-- Start of RECORD LIST --

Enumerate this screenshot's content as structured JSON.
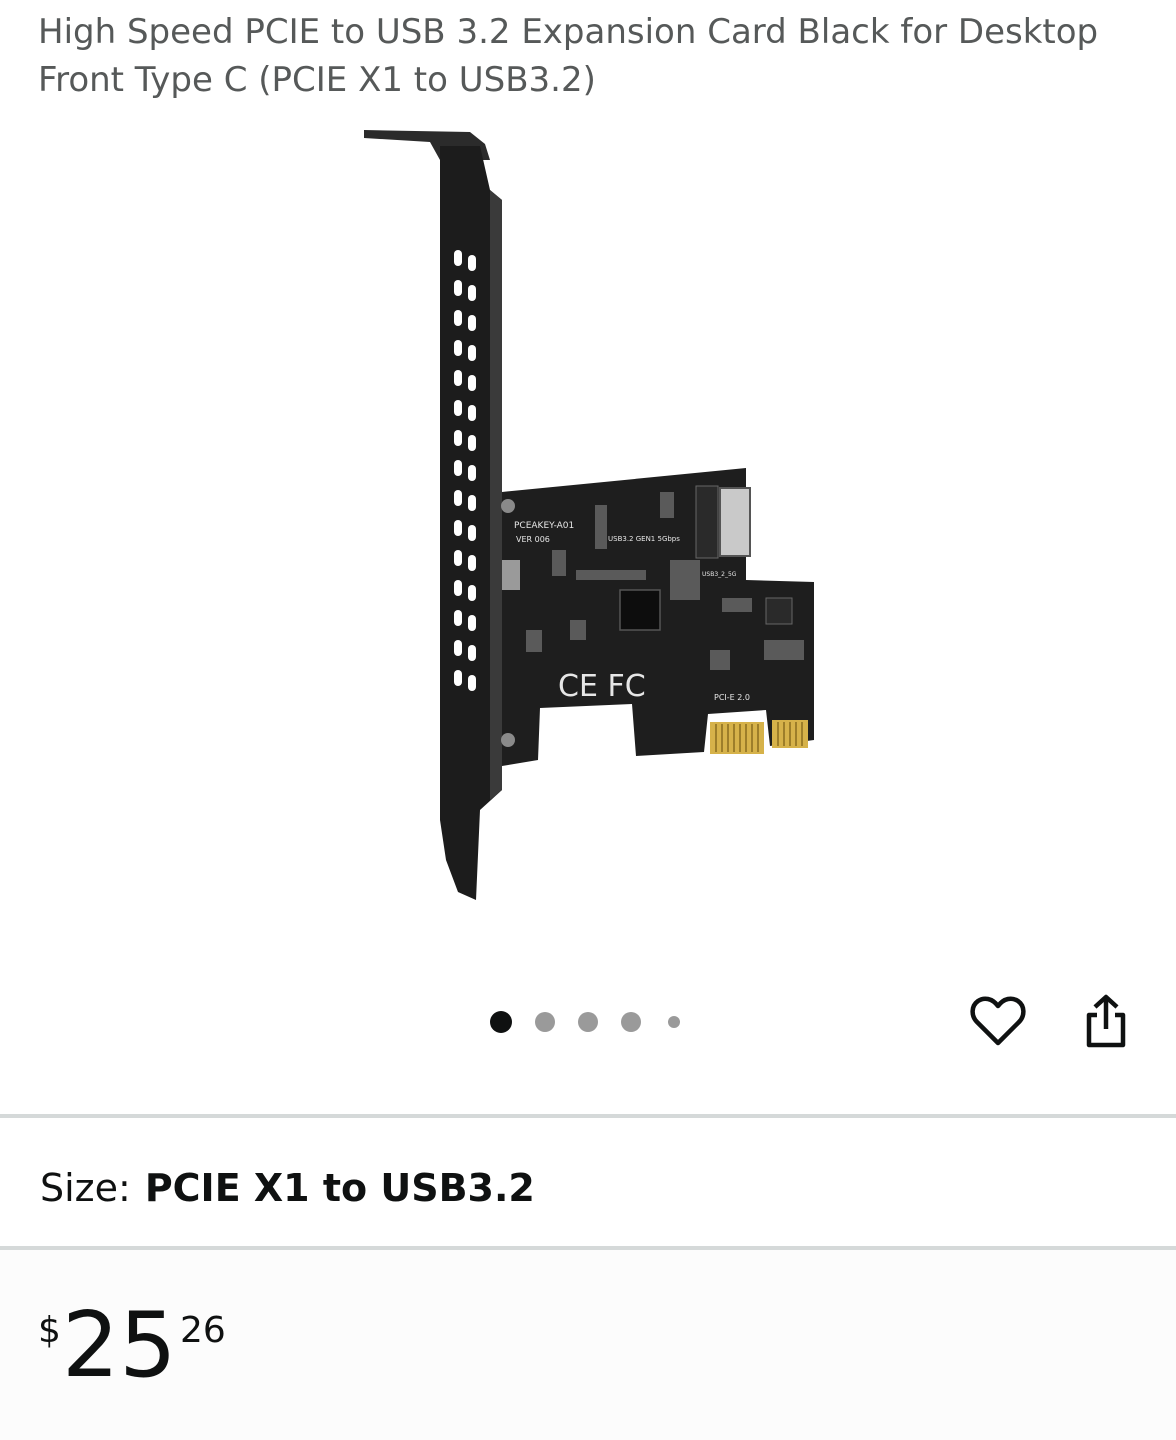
{
  "product": {
    "title": "High Speed PCIE to USB 3.2 Expansion Card Black for Desktop Front Type C (PCIE X1 to USB3.2)"
  },
  "image": {
    "pcb_labels": {
      "model": "PCEAKEY-A01",
      "version": "VER 006",
      "usb": "USB3.2 GEN1 5Gbps",
      "header": "USB3_2_5G",
      "bus": "PCI-E 2.0",
      "marks": "CE FC"
    },
    "carousel": {
      "count": 5,
      "active_index": 0
    }
  },
  "actions": {
    "wishlist_icon": "heart-icon",
    "share_icon": "share-icon"
  },
  "size": {
    "label": "Size:",
    "value": "PCIE X1 to USB3.2"
  },
  "price": {
    "symbol": "$",
    "whole": "25",
    "fraction": "26"
  },
  "colors": {
    "title_gray": "#565959",
    "divider": "#d5d9d9",
    "dot_active": "#0f1111",
    "dot_inactive": "#9a9a9a"
  }
}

-- End of RECORD LIST --

EXERCISE PROMPT
Pick out every line holding the string "icon" and return it.

FINISHED EXERCISE
    "wishlist_icon": "heart-icon",
    "share_icon": "share-icon"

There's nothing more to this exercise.